→ **Written problem**
Could you write out every record below exactly, leaving out any pictures?

→ **Data entries**
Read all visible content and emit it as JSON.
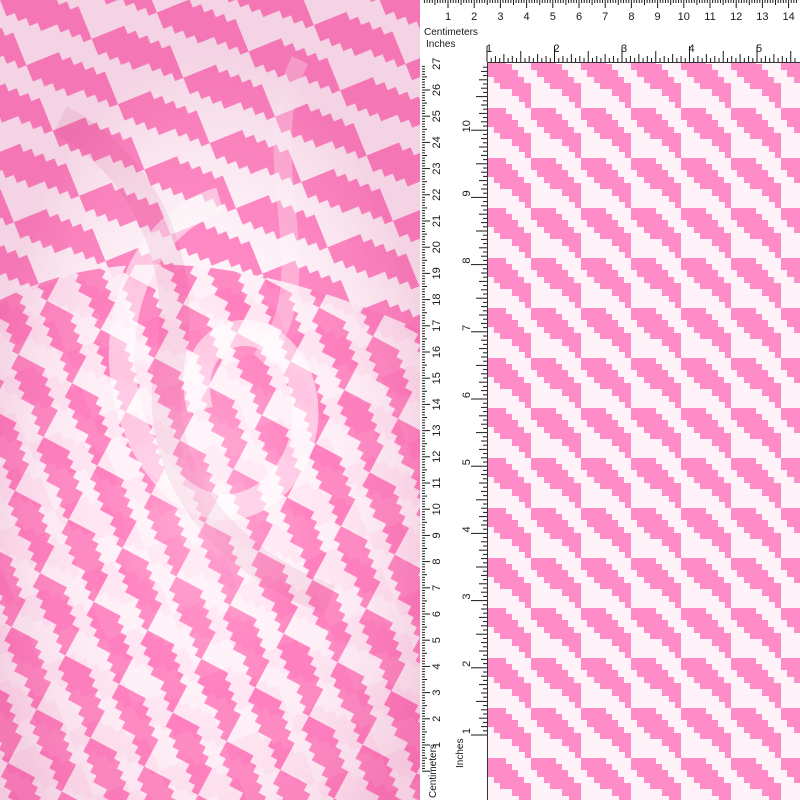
{
  "image": {
    "subject": "pink-and-white-houndstooth-fabric",
    "colors": {
      "pink": "#ff8cc6",
      "pink_deep": "#ff6fb5",
      "white": "#fff6fb",
      "ruler_bg": "#ffffff",
      "ruler_ink": "#1a1a1a"
    }
  },
  "rulers": {
    "top": {
      "centimeters_label": "Centimeters",
      "inches_label": "Inches",
      "cm_numbers": [
        "1",
        "2",
        "3",
        "4",
        "5",
        "6",
        "7",
        "8",
        "9",
        "10",
        "11",
        "12",
        "13",
        "14"
      ],
      "in_numbers": [
        "1",
        "2",
        "3",
        "4",
        "5"
      ]
    },
    "left": {
      "centimeters_label": "Centimeters",
      "inches_label": "Inches",
      "cm_numbers": [
        "1",
        "2",
        "3",
        "4",
        "5",
        "6",
        "7",
        "8",
        "9",
        "10",
        "11",
        "12",
        "13",
        "14",
        "15",
        "16",
        "17",
        "18",
        "19",
        "20",
        "21",
        "22",
        "23",
        "24",
        "25",
        "26",
        "27"
      ],
      "in_numbers": [
        "1",
        "2",
        "3",
        "4",
        "5",
        "6",
        "7",
        "8",
        "9",
        "10"
      ]
    }
  }
}
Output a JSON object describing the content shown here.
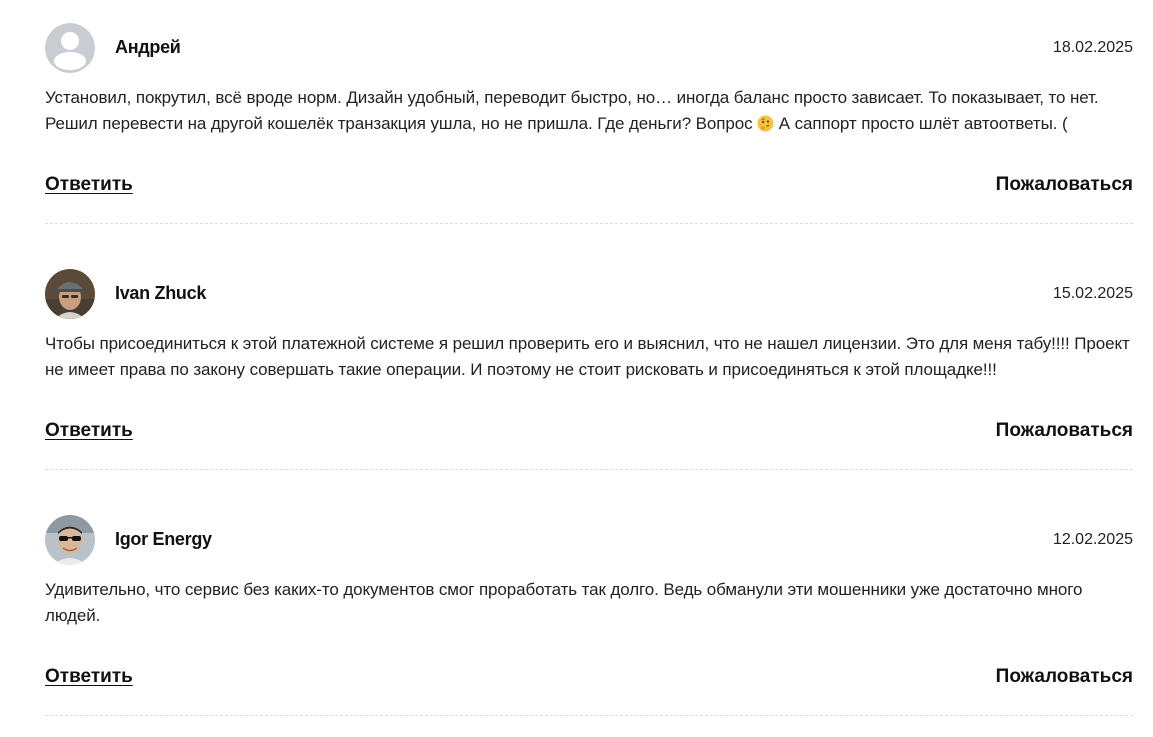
{
  "comments": [
    {
      "author": "Андрей",
      "date": "18.02.2025",
      "avatar": "default-user-icon",
      "text_before_emoji": "Установил, покрутил, всё вроде норм. Дизайн удобный, переводит быстро, но… иногда баланс просто зависает. То показывает, то нет. Решил перевести на другой кошелёк транзакция ушла, но не пришла. Где деньги? Вопрос ",
      "emoji": "thinking-face-emoji",
      "text_after_emoji": " А саппорт просто шлёт автоответы. (",
      "reply_label": "Ответить",
      "report_label": "Пожаловаться"
    },
    {
      "author": "Ivan Zhuck",
      "date": "15.02.2025",
      "avatar": "user-photo-cap",
      "text": "Чтобы присоединиться к этой платежной системе я решил проверить его и выяснил, что не нашел лицензии. Это для меня табу!!!! Проект не имеет права по закону совершать такие операции. И поэтому не стоит рисковать и присоединяться к этой площадке!!!",
      "reply_label": "Ответить",
      "report_label": "Пожаловаться"
    },
    {
      "author": "Igor Energy",
      "date": "12.02.2025",
      "avatar": "user-photo-sunglasses",
      "text": "Удивительно, что сервис без каких-то документов смог проработать так долго. Ведь обманули эти мошенники уже достаточно много людей.",
      "reply_label": "Ответить",
      "report_label": "Пожаловаться"
    }
  ],
  "colors": {
    "text": "#222222",
    "divider": "#dcdcdc",
    "avatar_default_bg": "#c9ccd3"
  }
}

→ **Task solution**
Read all visible content and emit it as JSON.
{
  "image": {
    "subject": "pink-and-white-houndstooth-fabric",
    "colors": {
      "pink": "#ff8cc6",
      "pink_deep": "#ff6fb5",
      "white": "#fff6fb",
      "ruler_bg": "#ffffff",
      "ruler_ink": "#1a1a1a"
    }
  },
  "rulers": {
    "top": {
      "centimeters_label": "Centimeters",
      "inches_label": "Inches",
      "cm_numbers": [
        "1",
        "2",
        "3",
        "4",
        "5",
        "6",
        "7",
        "8",
        "9",
        "10",
        "11",
        "12",
        "13",
        "14"
      ],
      "in_numbers": [
        "1",
        "2",
        "3",
        "4",
        "5"
      ]
    },
    "left": {
      "centimeters_label": "Centimeters",
      "inches_label": "Inches",
      "cm_numbers": [
        "1",
        "2",
        "3",
        "4",
        "5",
        "6",
        "7",
        "8",
        "9",
        "10",
        "11",
        "12",
        "13",
        "14",
        "15",
        "16",
        "17",
        "18",
        "19",
        "20",
        "21",
        "22",
        "23",
        "24",
        "25",
        "26",
        "27"
      ],
      "in_numbers": [
        "1",
        "2",
        "3",
        "4",
        "5",
        "6",
        "7",
        "8",
        "9",
        "10"
      ]
    }
  }
}
Output a JSON object describing the content shown here.
{
  "comments": [
    {
      "author": "Андрей",
      "date": "18.02.2025",
      "avatar": "default-user-icon",
      "text_before_emoji": "Установил, покрутил, всё вроде норм. Дизайн удобный, переводит быстро, но… иногда баланс просто зависает. То показывает, то нет. Решил перевести на другой кошелёк транзакция ушла, но не пришла. Где деньги? Вопрос ",
      "emoji": "thinking-face-emoji",
      "text_after_emoji": " А саппорт просто шлёт автоответы. (",
      "reply_label": "Ответить",
      "report_label": "Пожаловаться"
    },
    {
      "author": "Ivan Zhuck",
      "date": "15.02.2025",
      "avatar": "user-photo-cap",
      "text": "Чтобы присоединиться к этой платежной системе я решил проверить его и выяснил, что не нашел лицензии. Это для меня табу!!!! Проект не имеет права по закону совершать такие операции. И поэтому не стоит рисковать и присоединяться к этой площадке!!!",
      "reply_label": "Ответить",
      "report_label": "Пожаловаться"
    },
    {
      "author": "Igor Energy",
      "date": "12.02.2025",
      "avatar": "user-photo-sunglasses",
      "text": "Удивительно, что сервис без каких-то документов смог проработать так долго. Ведь обманули эти мошенники уже достаточно много людей.",
      "reply_label": "Ответить",
      "report_label": "Пожаловаться"
    }
  ],
  "colors": {
    "text": "#222222",
    "divider": "#dcdcdc",
    "avatar_default_bg": "#c9ccd3"
  }
}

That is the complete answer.